(Task statement)
Write out every entry word for word.
-- Start Entries supplied --
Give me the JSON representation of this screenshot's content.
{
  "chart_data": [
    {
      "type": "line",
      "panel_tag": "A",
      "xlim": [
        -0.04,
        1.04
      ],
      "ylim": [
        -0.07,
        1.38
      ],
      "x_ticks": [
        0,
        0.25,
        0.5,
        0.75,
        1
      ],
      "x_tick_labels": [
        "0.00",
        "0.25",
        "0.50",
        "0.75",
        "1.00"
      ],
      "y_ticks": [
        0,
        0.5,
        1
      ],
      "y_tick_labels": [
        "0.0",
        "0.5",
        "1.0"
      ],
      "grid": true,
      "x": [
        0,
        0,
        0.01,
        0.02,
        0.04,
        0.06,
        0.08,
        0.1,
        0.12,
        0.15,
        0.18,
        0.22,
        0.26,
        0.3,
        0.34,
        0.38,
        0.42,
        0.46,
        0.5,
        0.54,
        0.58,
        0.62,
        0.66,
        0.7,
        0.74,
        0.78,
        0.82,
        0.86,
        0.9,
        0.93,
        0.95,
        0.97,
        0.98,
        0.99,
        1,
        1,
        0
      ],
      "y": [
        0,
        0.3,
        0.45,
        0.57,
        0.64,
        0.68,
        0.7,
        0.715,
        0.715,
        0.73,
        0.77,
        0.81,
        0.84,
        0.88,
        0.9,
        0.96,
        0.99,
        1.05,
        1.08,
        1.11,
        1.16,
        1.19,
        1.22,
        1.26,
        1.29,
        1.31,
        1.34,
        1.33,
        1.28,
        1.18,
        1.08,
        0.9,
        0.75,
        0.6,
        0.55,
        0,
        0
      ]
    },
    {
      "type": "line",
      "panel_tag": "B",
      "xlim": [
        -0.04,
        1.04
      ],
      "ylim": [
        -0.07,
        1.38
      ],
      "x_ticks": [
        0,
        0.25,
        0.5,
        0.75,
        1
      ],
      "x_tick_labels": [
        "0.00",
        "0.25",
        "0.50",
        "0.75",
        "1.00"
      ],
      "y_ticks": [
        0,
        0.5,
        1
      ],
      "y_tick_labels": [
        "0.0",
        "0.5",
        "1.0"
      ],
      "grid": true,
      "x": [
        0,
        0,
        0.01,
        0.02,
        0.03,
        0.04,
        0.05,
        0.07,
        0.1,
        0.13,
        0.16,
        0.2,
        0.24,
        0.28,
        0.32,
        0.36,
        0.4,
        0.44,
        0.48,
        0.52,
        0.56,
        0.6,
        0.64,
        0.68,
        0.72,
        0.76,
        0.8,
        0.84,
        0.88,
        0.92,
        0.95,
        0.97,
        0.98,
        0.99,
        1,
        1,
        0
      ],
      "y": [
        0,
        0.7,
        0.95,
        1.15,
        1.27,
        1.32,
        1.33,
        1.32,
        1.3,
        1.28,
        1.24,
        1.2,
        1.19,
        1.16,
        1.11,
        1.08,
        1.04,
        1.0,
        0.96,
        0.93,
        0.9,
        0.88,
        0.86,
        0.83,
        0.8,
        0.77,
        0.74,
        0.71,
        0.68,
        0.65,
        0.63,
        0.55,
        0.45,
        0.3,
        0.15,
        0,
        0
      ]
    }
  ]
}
-- End Entries supplied --
(Answer for this exercise)
Give me the JSON representation of this screenshot's content.
{
  "chart_data": [
    {
      "type": "line",
      "panel_tag": "A",
      "xlim": [
        -0.04,
        1.04
      ],
      "ylim": [
        -0.07,
        1.38
      ],
      "x_ticks": [
        0,
        0.25,
        0.5,
        0.75,
        1
      ],
      "x_tick_labels": [
        "0.00",
        "0.25",
        "0.50",
        "0.75",
        "1.00"
      ],
      "y_ticks": [
        0,
        0.5,
        1
      ],
      "y_tick_labels": [
        "0.0",
        "0.5",
        "1.0"
      ],
      "grid": true,
      "x": [
        0,
        0,
        0.01,
        0.02,
        0.04,
        0.06,
        0.08,
        0.1,
        0.12,
        0.15,
        0.18,
        0.22,
        0.26,
        0.3,
        0.34,
        0.38,
        0.42,
        0.46,
        0.5,
        0.54,
        0.58,
        0.62,
        0.66,
        0.7,
        0.74,
        0.78,
        0.82,
        0.86,
        0.9,
        0.93,
        0.95,
        0.97,
        0.98,
        0.99,
        1,
        1,
        0
      ],
      "y": [
        0,
        0.3,
        0.45,
        0.57,
        0.64,
        0.68,
        0.7,
        0.715,
        0.715,
        0.73,
        0.77,
        0.81,
        0.84,
        0.88,
        0.9,
        0.96,
        0.99,
        1.05,
        1.08,
        1.11,
        1.16,
        1.19,
        1.22,
        1.26,
        1.29,
        1.31,
        1.34,
        1.33,
        1.28,
        1.18,
        1.08,
        0.9,
        0.75,
        0.6,
        0.55,
        0,
        0
      ]
    },
    {
      "type": "line",
      "panel_tag": "B",
      "xlim": [
        -0.04,
        1.04
      ],
      "ylim": [
        -0.07,
        1.38
      ],
      "x_ticks": [
        0,
        0.25,
        0.5,
        0.75,
        1
      ],
      "x_tick_labels": [
        "0.00",
        "0.25",
        "0.50",
        "0.75",
        "1.00"
      ],
      "y_ticks": [
        0,
        0.5,
        1
      ],
      "y_tick_labels": [
        "0.0",
        "0.5",
        "1.0"
      ],
      "grid": true,
      "x": [
        0,
        0,
        0.01,
        0.02,
        0.03,
        0.04,
        0.05,
        0.07,
        0.1,
        0.13,
        0.16,
        0.2,
        0.24,
        0.28,
        0.32,
        0.36,
        0.4,
        0.44,
        0.48,
        0.52,
        0.56,
        0.6,
        0.64,
        0.68,
        0.72,
        0.76,
        0.8,
        0.84,
        0.88,
        0.92,
        0.95,
        0.97,
        0.98,
        0.99,
        1,
        1,
        0
      ],
      "y": [
        0,
        0.7,
        0.95,
        1.15,
        1.27,
        1.32,
        1.33,
        1.32,
        1.3,
        1.28,
        1.24,
        1.2,
        1.19,
        1.16,
        1.11,
        1.08,
        1.04,
        1.0,
        0.96,
        0.93,
        0.9,
        0.88,
        0.86,
        0.83,
        0.8,
        0.77,
        0.74,
        0.71,
        0.68,
        0.65,
        0.63,
        0.55,
        0.45,
        0.3,
        0.15,
        0,
        0
      ]
    }
  ]
}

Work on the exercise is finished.